Exercise goal ::
Scan the lines below for the string "pattern" and copy every one that has it.

Information shown ::
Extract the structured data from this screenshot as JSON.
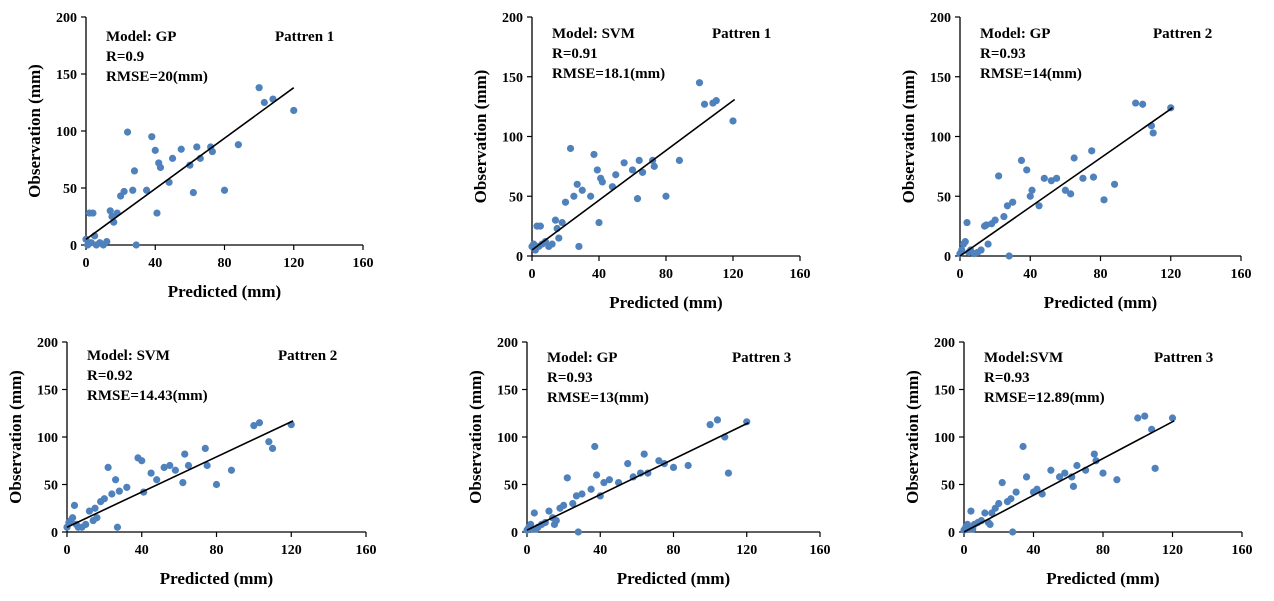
{
  "chart_data": [
    {
      "type": "scatter",
      "xlabel": "Predicted (mm)",
      "ylabel": "Observation (mm)",
      "xlim": [
        0,
        160
      ],
      "ylim": [
        0,
        200
      ],
      "xticks": [
        "0",
        "40",
        "80",
        "120",
        "160"
      ],
      "yticks": [
        "0",
        "50",
        "100",
        "150",
        "200"
      ],
      "annotations": {
        "model": "Model: GP",
        "pattern": "Pattren 1",
        "r": "R=0.9",
        "rmse": "RMSE=20(mm)"
      },
      "colors": {
        "points": "#4f81bd",
        "fit": "#000000"
      },
      "fit_line": {
        "x": [
          0,
          120
        ],
        "y": [
          5,
          138
        ]
      },
      "points": [
        [
          0,
          5
        ],
        [
          1,
          0
        ],
        [
          2,
          28
        ],
        [
          3,
          2
        ],
        [
          4,
          28
        ],
        [
          5,
          8
        ],
        [
          6,
          0
        ],
        [
          8,
          2
        ],
        [
          10,
          0
        ],
        [
          12,
          3
        ],
        [
          14,
          30
        ],
        [
          15,
          25
        ],
        [
          16,
          20
        ],
        [
          18,
          28
        ],
        [
          20,
          43
        ],
        [
          22,
          47
        ],
        [
          24,
          99
        ],
        [
          27,
          48
        ],
        [
          28,
          65
        ],
        [
          29,
          0
        ],
        [
          35,
          48
        ],
        [
          38,
          95
        ],
        [
          40,
          83
        ],
        [
          41,
          28
        ],
        [
          42,
          72
        ],
        [
          43,
          68
        ],
        [
          48,
          55
        ],
        [
          50,
          76
        ],
        [
          55,
          84
        ],
        [
          60,
          70
        ],
        [
          62,
          46
        ],
        [
          64,
          86
        ],
        [
          66,
          76
        ],
        [
          72,
          86
        ],
        [
          73,
          82
        ],
        [
          80,
          48
        ],
        [
          88,
          88
        ],
        [
          100,
          138
        ],
        [
          103,
          125
        ],
        [
          108,
          128
        ],
        [
          120,
          118
        ]
      ]
    },
    {
      "type": "scatter",
      "xlabel": "Predicted (mm)",
      "ylabel": "Observation (mm)",
      "xlim": [
        0,
        160
      ],
      "ylim": [
        0,
        200
      ],
      "xticks": [
        "0",
        "40",
        "80",
        "120",
        "160"
      ],
      "yticks": [
        "0",
        "50",
        "100",
        "150",
        "200"
      ],
      "annotations": {
        "model": "Model: SVM",
        "pattern": "Pattren 1",
        "r": "R=0.91",
        "rmse": "RMSE=18.1(mm)"
      },
      "colors": {
        "points": "#4f81bd",
        "fit": "#000000"
      },
      "fit_line": {
        "x": [
          0,
          121
        ],
        "y": [
          5,
          131
        ]
      },
      "points": [
        [
          0,
          8
        ],
        [
          1,
          10
        ],
        [
          2,
          5
        ],
        [
          3,
          25
        ],
        [
          4,
          8
        ],
        [
          5,
          25
        ],
        [
          6,
          10
        ],
        [
          8,
          12
        ],
        [
          10,
          8
        ],
        [
          12,
          10
        ],
        [
          14,
          30
        ],
        [
          15,
          23
        ],
        [
          16,
          15
        ],
        [
          18,
          28
        ],
        [
          20,
          45
        ],
        [
          23,
          90
        ],
        [
          25,
          50
        ],
        [
          27,
          60
        ],
        [
          28,
          8
        ],
        [
          30,
          55
        ],
        [
          35,
          50
        ],
        [
          37,
          85
        ],
        [
          39,
          72
        ],
        [
          40,
          28
        ],
        [
          41,
          65
        ],
        [
          42,
          62
        ],
        [
          48,
          58
        ],
        [
          50,
          68
        ],
        [
          55,
          78
        ],
        [
          60,
          72
        ],
        [
          63,
          48
        ],
        [
          64,
          80
        ],
        [
          66,
          70
        ],
        [
          72,
          80
        ],
        [
          73,
          75
        ],
        [
          80,
          50
        ],
        [
          88,
          80
        ],
        [
          100,
          145
        ],
        [
          103,
          127
        ],
        [
          108,
          128
        ],
        [
          110,
          130
        ],
        [
          120,
          113
        ]
      ]
    },
    {
      "type": "scatter",
      "xlabel": "Predicted (mm)",
      "ylabel": "Observation (mm)",
      "xlim": [
        0,
        160
      ],
      "ylim": [
        0,
        200
      ],
      "xticks": [
        "0",
        "40",
        "80",
        "120",
        "160"
      ],
      "yticks": [
        "0",
        "50",
        "100",
        "150",
        "200"
      ],
      "annotations": {
        "model": "Model: GP",
        "pattern": "Pattren 2",
        "r": "R=0.93",
        "rmse": "RMSE=14(mm)"
      },
      "colors": {
        "points": "#4f81bd",
        "fit": "#000000"
      },
      "fit_line": {
        "x": [
          0,
          121
        ],
        "y": [
          0,
          124
        ]
      },
      "points": [
        [
          0,
          2
        ],
        [
          1,
          5
        ],
        [
          2,
          10
        ],
        [
          3,
          12
        ],
        [
          4,
          28
        ],
        [
          5,
          3
        ],
        [
          6,
          5
        ],
        [
          8,
          2
        ],
        [
          10,
          3
        ],
        [
          12,
          5
        ],
        [
          14,
          25
        ],
        [
          15,
          26
        ],
        [
          16,
          10
        ],
        [
          18,
          27
        ],
        [
          20,
          30
        ],
        [
          22,
          67
        ],
        [
          25,
          33
        ],
        [
          27,
          42
        ],
        [
          28,
          0
        ],
        [
          30,
          45
        ],
        [
          35,
          80
        ],
        [
          38,
          72
        ],
        [
          40,
          50
        ],
        [
          41,
          55
        ],
        [
          45,
          42
        ],
        [
          48,
          65
        ],
        [
          52,
          63
        ],
        [
          55,
          65
        ],
        [
          60,
          55
        ],
        [
          63,
          52
        ],
        [
          65,
          82
        ],
        [
          70,
          65
        ],
        [
          75,
          88
        ],
        [
          76,
          66
        ],
        [
          82,
          47
        ],
        [
          88,
          60
        ],
        [
          100,
          128
        ],
        [
          104,
          127
        ],
        [
          109,
          109
        ],
        [
          110,
          103
        ],
        [
          120,
          124
        ]
      ]
    },
    {
      "type": "scatter",
      "xlabel": "Predicted (mm)",
      "ylabel": "Observation (mm)",
      "xlim": [
        0,
        160
      ],
      "ylim": [
        0,
        200
      ],
      "xticks": [
        "0",
        "40",
        "80",
        "120",
        "160"
      ],
      "yticks": [
        "0",
        "50",
        "100",
        "150",
        "200"
      ],
      "annotations": {
        "model": "Model: SVM",
        "pattern": "Pattren  2",
        "r": "R=0.92",
        "rmse": "RMSE=14.43(mm)"
      },
      "colors": {
        "points": "#4f81bd",
        "fit": "#000000"
      },
      "fit_line": {
        "x": [
          0,
          121
        ],
        "y": [
          5,
          117
        ]
      },
      "points": [
        [
          0,
          5
        ],
        [
          1,
          10
        ],
        [
          2,
          12
        ],
        [
          3,
          15
        ],
        [
          4,
          28
        ],
        [
          5,
          8
        ],
        [
          6,
          5
        ],
        [
          8,
          5
        ],
        [
          10,
          8
        ],
        [
          12,
          22
        ],
        [
          14,
          12
        ],
        [
          15,
          25
        ],
        [
          16,
          15
        ],
        [
          18,
          32
        ],
        [
          20,
          35
        ],
        [
          22,
          68
        ],
        [
          24,
          40
        ],
        [
          26,
          55
        ],
        [
          27,
          5
        ],
        [
          28,
          43
        ],
        [
          32,
          47
        ],
        [
          38,
          78
        ],
        [
          40,
          75
        ],
        [
          41,
          42
        ],
        [
          45,
          62
        ],
        [
          48,
          55
        ],
        [
          52,
          68
        ],
        [
          55,
          70
        ],
        [
          58,
          65
        ],
        [
          62,
          52
        ],
        [
          63,
          82
        ],
        [
          65,
          70
        ],
        [
          74,
          88
        ],
        [
          75,
          70
        ],
        [
          80,
          50
        ],
        [
          88,
          65
        ],
        [
          100,
          112
        ],
        [
          103,
          115
        ],
        [
          108,
          95
        ],
        [
          110,
          88
        ],
        [
          120,
          113
        ]
      ]
    },
    {
      "type": "scatter",
      "xlabel": "Predicted (mm)",
      "ylabel": "Observation (mm)",
      "xlim": [
        0,
        160
      ],
      "ylim": [
        0,
        200
      ],
      "xticks": [
        "0",
        "40",
        "80",
        "120",
        "160"
      ],
      "yticks": [
        "0",
        "50",
        "100",
        "150",
        "200"
      ],
      "annotations": {
        "model": "Model: GP",
        "pattern": "Pattren  3",
        "r": "R=0.93",
        "rmse": "RMSE=13(mm)"
      },
      "colors": {
        "points": "#4f81bd",
        "fit": "#000000"
      },
      "fit_line": {
        "x": [
          0,
          121
        ],
        "y": [
          2,
          115
        ]
      },
      "points": [
        [
          0,
          2
        ],
        [
          1,
          5
        ],
        [
          2,
          8
        ],
        [
          3,
          3
        ],
        [
          4,
          20
        ],
        [
          5,
          3
        ],
        [
          6,
          5
        ],
        [
          8,
          8
        ],
        [
          10,
          10
        ],
        [
          12,
          22
        ],
        [
          14,
          15
        ],
        [
          15,
          8
        ],
        [
          16,
          12
        ],
        [
          18,
          25
        ],
        [
          20,
          28
        ],
        [
          22,
          57
        ],
        [
          25,
          30
        ],
        [
          27,
          38
        ],
        [
          28,
          0
        ],
        [
          30,
          40
        ],
        [
          35,
          45
        ],
        [
          37,
          90
        ],
        [
          38,
          60
        ],
        [
          40,
          38
        ],
        [
          42,
          52
        ],
        [
          45,
          55
        ],
        [
          50,
          52
        ],
        [
          55,
          72
        ],
        [
          58,
          58
        ],
        [
          62,
          62
        ],
        [
          64,
          82
        ],
        [
          66,
          62
        ],
        [
          72,
          75
        ],
        [
          75,
          72
        ],
        [
          80,
          68
        ],
        [
          88,
          70
        ],
        [
          100,
          113
        ],
        [
          104,
          118
        ],
        [
          108,
          100
        ],
        [
          110,
          62
        ],
        [
          120,
          116
        ]
      ]
    },
    {
      "type": "scatter",
      "xlabel": "Predicted (mm)",
      "ylabel": "Observation (mm)",
      "xlim": [
        0,
        160
      ],
      "ylim": [
        0,
        200
      ],
      "xticks": [
        "0",
        "40",
        "80",
        "120",
        "160"
      ],
      "yticks": [
        "0",
        "50",
        "100",
        "150",
        "200"
      ],
      "annotations": {
        "model": "Model:SVM",
        "pattern": "Pattren 3",
        "r": "R=0.93",
        "rmse": "RMSE=12.89(mm)"
      },
      "colors": {
        "points": "#4f81bd",
        "fit": "#000000"
      },
      "fit_line": {
        "x": [
          0,
          121
        ],
        "y": [
          0,
          117
        ]
      },
      "points": [
        [
          0,
          2
        ],
        [
          1,
          5
        ],
        [
          2,
          8
        ],
        [
          3,
          3
        ],
        [
          4,
          22
        ],
        [
          5,
          3
        ],
        [
          6,
          8
        ],
        [
          8,
          10
        ],
        [
          10,
          12
        ],
        [
          12,
          20
        ],
        [
          14,
          10
        ],
        [
          15,
          8
        ],
        [
          16,
          20
        ],
        [
          18,
          25
        ],
        [
          20,
          30
        ],
        [
          22,
          52
        ],
        [
          25,
          32
        ],
        [
          27,
          35
        ],
        [
          28,
          0
        ],
        [
          30,
          42
        ],
        [
          34,
          90
        ],
        [
          36,
          58
        ],
        [
          40,
          42
        ],
        [
          42,
          45
        ],
        [
          45,
          40
        ],
        [
          50,
          65
        ],
        [
          55,
          58
        ],
        [
          58,
          62
        ],
        [
          62,
          58
        ],
        [
          63,
          48
        ],
        [
          65,
          70
        ],
        [
          70,
          65
        ],
        [
          75,
          82
        ],
        [
          76,
          75
        ],
        [
          80,
          62
        ],
        [
          88,
          55
        ],
        [
          100,
          120
        ],
        [
          104,
          122
        ],
        [
          108,
          108
        ],
        [
          110,
          67
        ],
        [
          120,
          120
        ]
      ]
    }
  ]
}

The result ::
        "pattern": "Pattren 1",
        "pattern": "Pattren 1",
        "pattern": "Pattren 2",
        "pattern": "Pattren  2",
        "pattern": "Pattren  3",
        "pattern": "Pattren 3",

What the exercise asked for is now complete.